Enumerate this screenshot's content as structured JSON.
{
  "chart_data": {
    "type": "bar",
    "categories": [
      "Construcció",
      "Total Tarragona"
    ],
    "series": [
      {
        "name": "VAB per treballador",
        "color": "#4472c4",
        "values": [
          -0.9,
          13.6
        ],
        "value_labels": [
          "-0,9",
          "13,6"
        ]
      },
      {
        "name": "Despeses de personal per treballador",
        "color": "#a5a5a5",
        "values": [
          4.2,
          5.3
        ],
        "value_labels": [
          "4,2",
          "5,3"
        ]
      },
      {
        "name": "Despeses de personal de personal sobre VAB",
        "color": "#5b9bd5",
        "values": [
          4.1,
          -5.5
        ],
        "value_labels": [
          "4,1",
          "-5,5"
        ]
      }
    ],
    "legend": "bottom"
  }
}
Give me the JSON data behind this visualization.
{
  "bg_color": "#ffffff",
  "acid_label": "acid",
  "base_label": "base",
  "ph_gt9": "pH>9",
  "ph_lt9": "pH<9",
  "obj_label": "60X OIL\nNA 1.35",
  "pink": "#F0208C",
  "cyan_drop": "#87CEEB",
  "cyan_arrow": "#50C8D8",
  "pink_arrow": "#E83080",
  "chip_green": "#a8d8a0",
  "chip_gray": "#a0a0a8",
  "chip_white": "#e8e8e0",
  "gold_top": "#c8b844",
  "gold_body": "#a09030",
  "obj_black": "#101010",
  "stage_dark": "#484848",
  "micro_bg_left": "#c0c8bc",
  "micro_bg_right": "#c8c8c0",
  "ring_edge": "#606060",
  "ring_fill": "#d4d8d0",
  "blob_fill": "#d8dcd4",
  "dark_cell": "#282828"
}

Goal of the exercise:
Return every record, word for word.

Output for this exercise:
Enumerate this screenshot's content as structured JSON.
{
  "chart_data": {
    "type": "bar",
    "categories": [
      "Construcció",
      "Total Tarragona"
    ],
    "series": [
      {
        "name": "VAB per treballador",
        "color": "#4472c4",
        "values": [
          -0.9,
          13.6
        ],
        "value_labels": [
          "-0,9",
          "13,6"
        ]
      },
      {
        "name": "Despeses de personal per treballador",
        "color": "#a5a5a5",
        "values": [
          4.2,
          5.3
        ],
        "value_labels": [
          "4,2",
          "5,3"
        ]
      },
      {
        "name": "Despeses de personal de personal sobre VAB",
        "color": "#5b9bd5",
        "values": [
          4.1,
          -5.5
        ],
        "value_labels": [
          "4,1",
          "-5,5"
        ]
      }
    ],
    "legend": "bottom"
  }
}
Give me the JSON data behind this visualization.
{
  "bg_color": "#ffffff",
  "acid_label": "acid",
  "base_label": "base",
  "ph_gt9": "pH>9",
  "ph_lt9": "pH<9",
  "obj_label": "60X OIL\nNA 1.35",
  "pink": "#F0208C",
  "cyan_drop": "#87CEEB",
  "cyan_arrow": "#50C8D8",
  "pink_arrow": "#E83080",
  "chip_green": "#a8d8a0",
  "chip_gray": "#a0a0a8",
  "chip_white": "#e8e8e0",
  "gold_top": "#c8b844",
  "gold_body": "#a09030",
  "obj_black": "#101010",
  "stage_dark": "#484848",
  "micro_bg_left": "#c0c8bc",
  "micro_bg_right": "#c8c8c0",
  "ring_edge": "#606060",
  "ring_fill": "#d4d8d0",
  "blob_fill": "#d8dcd4",
  "dark_cell": "#282828"
}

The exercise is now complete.